Work out how many lines in the entries below include the word "Reports". Give nothing but the number.

* start Material shown *

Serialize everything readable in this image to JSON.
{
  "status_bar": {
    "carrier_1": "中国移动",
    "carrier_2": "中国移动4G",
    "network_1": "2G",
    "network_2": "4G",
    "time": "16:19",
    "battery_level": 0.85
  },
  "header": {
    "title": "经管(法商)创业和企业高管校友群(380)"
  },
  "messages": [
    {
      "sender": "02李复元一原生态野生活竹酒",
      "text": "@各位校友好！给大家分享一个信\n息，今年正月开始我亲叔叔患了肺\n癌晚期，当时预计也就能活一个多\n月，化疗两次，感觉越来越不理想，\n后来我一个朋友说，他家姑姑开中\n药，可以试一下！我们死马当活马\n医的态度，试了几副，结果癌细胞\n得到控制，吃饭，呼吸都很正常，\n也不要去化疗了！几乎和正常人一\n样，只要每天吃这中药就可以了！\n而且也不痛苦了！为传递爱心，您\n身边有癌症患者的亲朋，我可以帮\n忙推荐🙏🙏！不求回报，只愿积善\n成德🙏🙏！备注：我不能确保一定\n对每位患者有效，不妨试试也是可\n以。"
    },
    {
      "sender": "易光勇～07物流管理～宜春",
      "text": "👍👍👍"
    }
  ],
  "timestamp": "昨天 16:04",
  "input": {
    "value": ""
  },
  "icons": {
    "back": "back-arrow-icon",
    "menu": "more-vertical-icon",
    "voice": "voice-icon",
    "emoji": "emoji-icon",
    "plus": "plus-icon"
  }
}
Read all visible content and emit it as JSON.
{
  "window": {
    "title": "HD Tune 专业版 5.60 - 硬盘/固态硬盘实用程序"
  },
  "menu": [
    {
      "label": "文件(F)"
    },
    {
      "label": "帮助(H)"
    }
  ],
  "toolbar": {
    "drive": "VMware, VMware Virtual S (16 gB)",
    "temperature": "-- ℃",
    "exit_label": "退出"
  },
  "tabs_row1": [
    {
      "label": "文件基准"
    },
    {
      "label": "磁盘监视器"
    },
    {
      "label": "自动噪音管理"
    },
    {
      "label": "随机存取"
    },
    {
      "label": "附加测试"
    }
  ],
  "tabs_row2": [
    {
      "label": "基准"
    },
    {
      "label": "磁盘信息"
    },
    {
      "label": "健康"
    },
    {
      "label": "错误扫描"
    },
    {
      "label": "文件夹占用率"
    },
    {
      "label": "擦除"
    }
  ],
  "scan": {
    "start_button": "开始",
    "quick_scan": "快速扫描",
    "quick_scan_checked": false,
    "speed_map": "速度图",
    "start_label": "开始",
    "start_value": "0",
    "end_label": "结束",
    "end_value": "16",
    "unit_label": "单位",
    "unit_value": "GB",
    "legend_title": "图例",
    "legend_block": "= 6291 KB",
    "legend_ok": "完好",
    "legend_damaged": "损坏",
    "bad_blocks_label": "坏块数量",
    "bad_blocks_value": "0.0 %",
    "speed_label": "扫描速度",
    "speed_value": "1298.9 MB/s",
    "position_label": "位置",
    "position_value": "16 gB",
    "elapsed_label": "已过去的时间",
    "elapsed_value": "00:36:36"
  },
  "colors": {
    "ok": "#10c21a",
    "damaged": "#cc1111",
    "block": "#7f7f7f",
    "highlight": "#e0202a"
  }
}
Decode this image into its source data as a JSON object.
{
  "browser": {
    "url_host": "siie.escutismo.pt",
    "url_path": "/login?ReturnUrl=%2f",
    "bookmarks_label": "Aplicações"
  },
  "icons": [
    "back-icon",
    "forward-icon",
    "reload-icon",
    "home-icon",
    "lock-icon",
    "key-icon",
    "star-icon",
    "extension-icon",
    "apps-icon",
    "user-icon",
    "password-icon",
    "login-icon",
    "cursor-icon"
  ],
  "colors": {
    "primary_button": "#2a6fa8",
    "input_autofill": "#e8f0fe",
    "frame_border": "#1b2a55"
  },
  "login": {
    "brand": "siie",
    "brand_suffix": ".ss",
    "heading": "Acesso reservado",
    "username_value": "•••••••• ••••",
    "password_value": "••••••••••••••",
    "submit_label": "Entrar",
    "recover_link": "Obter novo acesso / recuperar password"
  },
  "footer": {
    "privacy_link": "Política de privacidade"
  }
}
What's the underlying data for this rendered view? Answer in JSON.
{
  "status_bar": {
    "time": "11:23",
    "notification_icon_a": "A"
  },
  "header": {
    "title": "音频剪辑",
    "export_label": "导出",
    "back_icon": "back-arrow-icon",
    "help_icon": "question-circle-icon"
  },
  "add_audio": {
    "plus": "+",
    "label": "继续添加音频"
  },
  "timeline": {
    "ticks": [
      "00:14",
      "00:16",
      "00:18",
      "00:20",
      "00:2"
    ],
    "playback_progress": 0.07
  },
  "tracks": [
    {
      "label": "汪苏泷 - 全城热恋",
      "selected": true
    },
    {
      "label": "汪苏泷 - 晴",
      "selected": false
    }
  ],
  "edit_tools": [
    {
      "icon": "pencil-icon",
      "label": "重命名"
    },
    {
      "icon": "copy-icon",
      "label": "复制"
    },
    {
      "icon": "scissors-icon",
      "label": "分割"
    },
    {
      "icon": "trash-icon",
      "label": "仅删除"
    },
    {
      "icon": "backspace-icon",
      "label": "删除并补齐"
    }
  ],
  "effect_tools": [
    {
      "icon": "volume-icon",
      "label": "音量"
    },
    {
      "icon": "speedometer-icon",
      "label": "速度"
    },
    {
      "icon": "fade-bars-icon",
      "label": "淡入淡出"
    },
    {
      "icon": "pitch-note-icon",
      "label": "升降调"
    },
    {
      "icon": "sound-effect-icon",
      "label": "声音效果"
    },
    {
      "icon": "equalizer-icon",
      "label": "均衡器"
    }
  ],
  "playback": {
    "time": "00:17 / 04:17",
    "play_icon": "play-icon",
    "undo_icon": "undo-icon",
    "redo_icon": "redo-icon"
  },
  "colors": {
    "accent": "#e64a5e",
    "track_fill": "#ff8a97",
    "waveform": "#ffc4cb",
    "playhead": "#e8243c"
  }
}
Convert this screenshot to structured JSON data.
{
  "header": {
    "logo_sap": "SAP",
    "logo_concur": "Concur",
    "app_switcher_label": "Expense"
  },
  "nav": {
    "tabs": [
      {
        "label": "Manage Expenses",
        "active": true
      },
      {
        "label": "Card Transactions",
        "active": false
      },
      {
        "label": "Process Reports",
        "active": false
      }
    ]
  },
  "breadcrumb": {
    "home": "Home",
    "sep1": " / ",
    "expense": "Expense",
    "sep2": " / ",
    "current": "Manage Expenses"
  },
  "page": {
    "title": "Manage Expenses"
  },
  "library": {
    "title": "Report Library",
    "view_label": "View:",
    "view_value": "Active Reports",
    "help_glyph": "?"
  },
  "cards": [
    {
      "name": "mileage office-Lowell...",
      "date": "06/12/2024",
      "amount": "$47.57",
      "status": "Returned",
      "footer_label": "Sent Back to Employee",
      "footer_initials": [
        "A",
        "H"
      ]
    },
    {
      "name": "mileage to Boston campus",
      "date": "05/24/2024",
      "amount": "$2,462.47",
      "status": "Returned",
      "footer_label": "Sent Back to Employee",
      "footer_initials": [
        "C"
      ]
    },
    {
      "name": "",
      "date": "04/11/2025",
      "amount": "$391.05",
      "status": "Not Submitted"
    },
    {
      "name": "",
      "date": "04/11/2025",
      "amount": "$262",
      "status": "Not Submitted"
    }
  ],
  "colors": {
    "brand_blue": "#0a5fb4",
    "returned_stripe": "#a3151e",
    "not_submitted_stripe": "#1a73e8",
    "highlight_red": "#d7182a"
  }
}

* end Material shown *

§ Answer to this problem
2